— Start —

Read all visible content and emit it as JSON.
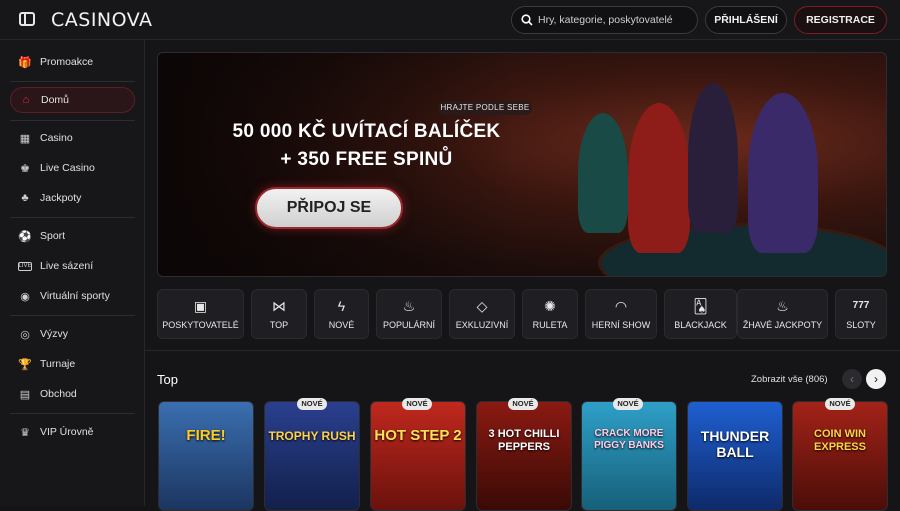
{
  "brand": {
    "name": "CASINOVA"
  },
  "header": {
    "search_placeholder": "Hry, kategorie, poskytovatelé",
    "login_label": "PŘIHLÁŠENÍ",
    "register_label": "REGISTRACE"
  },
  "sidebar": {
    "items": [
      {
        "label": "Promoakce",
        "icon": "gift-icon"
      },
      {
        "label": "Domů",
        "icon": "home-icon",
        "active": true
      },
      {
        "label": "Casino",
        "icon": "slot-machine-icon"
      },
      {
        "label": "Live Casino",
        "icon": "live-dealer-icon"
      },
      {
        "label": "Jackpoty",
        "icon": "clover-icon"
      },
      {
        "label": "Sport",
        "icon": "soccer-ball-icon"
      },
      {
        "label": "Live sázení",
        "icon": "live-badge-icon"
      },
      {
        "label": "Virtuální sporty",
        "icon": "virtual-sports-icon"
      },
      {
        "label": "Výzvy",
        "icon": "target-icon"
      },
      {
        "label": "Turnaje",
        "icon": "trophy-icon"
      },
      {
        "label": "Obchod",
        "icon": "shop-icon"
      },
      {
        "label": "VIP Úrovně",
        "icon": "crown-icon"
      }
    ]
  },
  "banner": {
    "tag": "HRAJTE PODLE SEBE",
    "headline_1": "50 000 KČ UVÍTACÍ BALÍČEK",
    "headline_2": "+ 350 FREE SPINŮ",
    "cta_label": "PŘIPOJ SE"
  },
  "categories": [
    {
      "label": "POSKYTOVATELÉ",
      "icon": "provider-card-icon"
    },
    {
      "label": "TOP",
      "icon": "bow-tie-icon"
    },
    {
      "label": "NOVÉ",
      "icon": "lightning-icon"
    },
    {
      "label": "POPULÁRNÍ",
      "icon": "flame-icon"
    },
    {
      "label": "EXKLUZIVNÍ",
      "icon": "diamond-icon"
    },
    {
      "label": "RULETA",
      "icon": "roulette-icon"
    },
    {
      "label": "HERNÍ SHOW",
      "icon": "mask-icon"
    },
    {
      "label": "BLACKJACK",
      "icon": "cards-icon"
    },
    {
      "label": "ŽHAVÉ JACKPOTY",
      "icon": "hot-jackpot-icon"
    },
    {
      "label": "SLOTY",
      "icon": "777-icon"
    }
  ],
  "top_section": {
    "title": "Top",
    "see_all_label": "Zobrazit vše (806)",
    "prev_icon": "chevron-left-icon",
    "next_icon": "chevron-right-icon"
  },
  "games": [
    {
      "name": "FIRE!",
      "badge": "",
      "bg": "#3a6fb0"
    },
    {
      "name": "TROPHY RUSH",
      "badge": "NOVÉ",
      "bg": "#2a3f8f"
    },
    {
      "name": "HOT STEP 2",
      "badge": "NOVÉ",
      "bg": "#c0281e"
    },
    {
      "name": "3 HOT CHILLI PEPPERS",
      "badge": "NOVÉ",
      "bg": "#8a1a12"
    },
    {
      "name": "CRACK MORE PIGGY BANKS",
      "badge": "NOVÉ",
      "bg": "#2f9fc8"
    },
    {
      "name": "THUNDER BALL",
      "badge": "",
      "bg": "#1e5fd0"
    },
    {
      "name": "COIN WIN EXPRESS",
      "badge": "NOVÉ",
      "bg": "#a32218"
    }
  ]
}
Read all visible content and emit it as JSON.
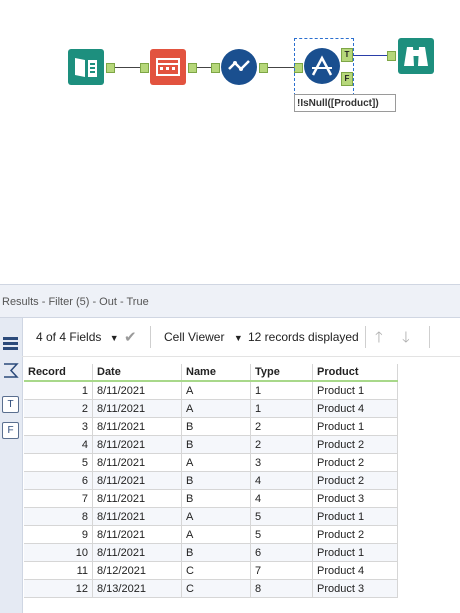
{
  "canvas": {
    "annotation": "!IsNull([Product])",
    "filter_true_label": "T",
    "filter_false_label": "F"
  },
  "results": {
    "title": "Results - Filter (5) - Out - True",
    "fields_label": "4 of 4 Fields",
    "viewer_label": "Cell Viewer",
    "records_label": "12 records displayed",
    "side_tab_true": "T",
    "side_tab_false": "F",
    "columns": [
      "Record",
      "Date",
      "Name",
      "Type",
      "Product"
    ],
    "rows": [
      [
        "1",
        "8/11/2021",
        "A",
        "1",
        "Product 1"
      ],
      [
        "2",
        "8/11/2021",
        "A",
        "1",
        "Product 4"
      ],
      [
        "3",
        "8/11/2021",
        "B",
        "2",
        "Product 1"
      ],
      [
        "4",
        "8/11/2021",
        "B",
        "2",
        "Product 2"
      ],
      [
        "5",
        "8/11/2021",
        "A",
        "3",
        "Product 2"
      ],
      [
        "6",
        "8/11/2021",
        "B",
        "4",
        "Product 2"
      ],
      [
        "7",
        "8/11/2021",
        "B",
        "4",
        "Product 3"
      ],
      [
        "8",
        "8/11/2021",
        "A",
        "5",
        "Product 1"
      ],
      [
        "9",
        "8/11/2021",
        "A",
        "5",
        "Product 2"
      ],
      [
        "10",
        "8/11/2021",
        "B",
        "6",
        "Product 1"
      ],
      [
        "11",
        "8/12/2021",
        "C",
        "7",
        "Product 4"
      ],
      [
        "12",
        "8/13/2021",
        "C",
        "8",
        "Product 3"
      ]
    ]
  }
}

— End —

### STATED PROBLEM
Tally every line of the data that holds the word "chevron" and write the count alone.

### PROBLEM SOLUTION
2